## Extracted information
***
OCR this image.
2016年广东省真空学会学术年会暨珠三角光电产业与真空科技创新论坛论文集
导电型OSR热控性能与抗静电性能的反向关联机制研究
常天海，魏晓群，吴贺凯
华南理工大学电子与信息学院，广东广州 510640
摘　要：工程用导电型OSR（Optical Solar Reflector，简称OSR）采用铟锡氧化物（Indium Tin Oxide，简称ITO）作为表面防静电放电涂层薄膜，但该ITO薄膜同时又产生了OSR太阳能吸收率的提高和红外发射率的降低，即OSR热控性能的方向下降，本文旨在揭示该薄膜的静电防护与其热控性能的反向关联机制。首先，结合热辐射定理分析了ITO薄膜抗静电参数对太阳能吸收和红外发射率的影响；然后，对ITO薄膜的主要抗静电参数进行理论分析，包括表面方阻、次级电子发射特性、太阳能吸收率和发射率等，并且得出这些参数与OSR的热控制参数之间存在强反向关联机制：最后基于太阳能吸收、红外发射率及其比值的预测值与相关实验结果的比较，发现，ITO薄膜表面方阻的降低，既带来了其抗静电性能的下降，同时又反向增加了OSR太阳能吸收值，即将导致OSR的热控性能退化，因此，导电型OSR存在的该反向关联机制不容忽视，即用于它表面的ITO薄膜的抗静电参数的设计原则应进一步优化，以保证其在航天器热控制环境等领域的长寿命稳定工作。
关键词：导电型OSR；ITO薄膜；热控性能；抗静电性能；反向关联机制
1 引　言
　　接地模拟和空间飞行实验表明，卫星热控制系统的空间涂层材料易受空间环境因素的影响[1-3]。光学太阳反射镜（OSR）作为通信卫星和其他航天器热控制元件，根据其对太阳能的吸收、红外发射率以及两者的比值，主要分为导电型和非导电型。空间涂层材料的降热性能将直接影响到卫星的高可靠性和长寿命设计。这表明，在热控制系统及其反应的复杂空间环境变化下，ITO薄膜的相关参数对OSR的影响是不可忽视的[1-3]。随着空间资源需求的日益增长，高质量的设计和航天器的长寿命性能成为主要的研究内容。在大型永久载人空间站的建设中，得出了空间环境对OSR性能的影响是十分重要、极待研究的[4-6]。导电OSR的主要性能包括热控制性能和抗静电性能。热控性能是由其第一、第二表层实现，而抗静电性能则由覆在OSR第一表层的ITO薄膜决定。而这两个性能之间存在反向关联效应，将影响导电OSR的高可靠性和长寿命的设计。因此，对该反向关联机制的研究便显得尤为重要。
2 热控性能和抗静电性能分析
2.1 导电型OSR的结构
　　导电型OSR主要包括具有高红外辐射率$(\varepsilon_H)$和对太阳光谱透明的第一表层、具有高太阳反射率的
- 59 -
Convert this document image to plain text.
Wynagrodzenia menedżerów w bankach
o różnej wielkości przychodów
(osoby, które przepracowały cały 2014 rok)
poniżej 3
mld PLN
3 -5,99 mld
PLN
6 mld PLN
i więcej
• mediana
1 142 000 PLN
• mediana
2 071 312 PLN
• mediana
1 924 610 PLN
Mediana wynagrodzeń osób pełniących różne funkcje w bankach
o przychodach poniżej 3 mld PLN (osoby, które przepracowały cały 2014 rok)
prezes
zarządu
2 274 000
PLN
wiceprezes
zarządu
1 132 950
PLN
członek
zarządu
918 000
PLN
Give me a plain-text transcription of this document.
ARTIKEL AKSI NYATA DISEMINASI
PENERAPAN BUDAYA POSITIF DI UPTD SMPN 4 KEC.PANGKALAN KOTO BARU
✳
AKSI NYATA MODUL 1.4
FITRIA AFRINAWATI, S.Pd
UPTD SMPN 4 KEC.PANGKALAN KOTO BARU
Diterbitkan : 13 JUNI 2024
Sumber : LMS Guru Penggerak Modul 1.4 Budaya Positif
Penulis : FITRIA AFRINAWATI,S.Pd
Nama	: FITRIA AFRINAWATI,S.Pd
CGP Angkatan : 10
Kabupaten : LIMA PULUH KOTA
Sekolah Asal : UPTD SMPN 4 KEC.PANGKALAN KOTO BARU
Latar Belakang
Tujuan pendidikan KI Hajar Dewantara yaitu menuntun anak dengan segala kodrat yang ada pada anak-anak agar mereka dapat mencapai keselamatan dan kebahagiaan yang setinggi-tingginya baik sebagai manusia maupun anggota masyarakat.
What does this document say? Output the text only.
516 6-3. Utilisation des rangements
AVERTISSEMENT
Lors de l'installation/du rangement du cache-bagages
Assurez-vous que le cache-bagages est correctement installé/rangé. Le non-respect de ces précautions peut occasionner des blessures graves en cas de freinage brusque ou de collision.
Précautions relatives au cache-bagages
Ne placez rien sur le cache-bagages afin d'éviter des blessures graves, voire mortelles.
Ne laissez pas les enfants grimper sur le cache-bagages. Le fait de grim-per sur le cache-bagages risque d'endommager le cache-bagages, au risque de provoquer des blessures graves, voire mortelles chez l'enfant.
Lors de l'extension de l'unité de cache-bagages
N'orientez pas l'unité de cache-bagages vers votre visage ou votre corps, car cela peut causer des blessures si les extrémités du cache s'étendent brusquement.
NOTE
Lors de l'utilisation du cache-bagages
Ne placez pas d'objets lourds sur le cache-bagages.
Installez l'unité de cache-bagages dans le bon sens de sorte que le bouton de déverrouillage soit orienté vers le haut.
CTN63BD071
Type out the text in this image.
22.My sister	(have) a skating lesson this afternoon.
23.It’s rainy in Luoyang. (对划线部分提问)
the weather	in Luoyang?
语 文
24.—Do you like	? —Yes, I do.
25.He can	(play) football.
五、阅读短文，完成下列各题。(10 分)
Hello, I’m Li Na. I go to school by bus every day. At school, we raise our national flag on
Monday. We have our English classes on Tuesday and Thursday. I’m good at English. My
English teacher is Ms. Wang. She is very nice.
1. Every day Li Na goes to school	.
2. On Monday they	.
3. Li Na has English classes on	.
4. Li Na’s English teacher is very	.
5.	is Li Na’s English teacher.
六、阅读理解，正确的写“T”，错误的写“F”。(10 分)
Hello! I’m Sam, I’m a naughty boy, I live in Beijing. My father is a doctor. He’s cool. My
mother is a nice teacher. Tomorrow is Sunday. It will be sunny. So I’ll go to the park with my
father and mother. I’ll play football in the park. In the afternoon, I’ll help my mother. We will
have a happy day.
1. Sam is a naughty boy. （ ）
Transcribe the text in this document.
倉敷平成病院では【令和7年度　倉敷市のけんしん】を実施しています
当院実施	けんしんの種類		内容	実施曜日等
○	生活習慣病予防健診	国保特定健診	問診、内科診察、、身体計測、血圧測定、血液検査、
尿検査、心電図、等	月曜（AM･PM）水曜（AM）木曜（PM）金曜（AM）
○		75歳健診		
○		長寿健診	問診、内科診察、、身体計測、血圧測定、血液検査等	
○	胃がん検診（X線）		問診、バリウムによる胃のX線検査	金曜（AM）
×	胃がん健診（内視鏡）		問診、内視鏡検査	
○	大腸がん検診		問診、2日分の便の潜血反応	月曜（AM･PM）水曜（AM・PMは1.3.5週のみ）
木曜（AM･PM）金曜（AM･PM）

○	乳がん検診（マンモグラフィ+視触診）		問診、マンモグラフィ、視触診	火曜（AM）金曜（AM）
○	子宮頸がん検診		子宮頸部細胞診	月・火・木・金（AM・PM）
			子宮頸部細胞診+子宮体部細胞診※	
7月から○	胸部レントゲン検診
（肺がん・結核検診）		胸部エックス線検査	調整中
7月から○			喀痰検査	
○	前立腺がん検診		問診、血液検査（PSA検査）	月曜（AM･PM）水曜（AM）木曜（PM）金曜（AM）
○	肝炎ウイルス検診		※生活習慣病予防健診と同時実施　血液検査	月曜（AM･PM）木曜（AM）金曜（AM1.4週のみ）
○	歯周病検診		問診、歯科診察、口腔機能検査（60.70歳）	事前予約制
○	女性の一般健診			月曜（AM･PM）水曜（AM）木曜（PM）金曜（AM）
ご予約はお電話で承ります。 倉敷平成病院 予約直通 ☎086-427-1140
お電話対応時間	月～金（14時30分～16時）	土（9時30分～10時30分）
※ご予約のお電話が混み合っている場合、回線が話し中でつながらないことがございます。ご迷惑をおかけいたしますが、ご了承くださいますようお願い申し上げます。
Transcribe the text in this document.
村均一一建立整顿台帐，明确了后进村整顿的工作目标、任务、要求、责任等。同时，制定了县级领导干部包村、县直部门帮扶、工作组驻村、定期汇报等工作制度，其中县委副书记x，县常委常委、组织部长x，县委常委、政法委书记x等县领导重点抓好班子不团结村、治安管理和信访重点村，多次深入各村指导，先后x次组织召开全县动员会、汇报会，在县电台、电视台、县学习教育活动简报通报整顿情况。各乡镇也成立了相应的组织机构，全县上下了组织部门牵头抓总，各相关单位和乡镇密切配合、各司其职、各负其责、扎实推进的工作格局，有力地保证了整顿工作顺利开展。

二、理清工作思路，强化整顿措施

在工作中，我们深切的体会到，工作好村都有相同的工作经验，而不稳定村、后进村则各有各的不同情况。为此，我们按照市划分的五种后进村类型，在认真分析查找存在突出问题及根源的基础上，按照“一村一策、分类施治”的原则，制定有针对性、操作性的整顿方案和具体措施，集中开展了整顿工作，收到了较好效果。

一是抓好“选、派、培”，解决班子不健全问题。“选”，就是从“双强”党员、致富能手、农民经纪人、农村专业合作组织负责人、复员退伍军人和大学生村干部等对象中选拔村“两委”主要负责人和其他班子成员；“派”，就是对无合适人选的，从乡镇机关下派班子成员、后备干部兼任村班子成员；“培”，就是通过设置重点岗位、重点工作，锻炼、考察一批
***
## Stated task
Identify all lines in the records above with the word "PANGKALAN".

## Response
PENERAPAN BUDAYA POSITIF DI UPTD SMPN 4 KEC.PANGKALAN KOTO BARU
UPTD SMPN 4 KEC.PANGKALAN KOTO BARU
Sekolah Asal : UPTD SMPN 4 KEC.PANGKALAN KOTO BARU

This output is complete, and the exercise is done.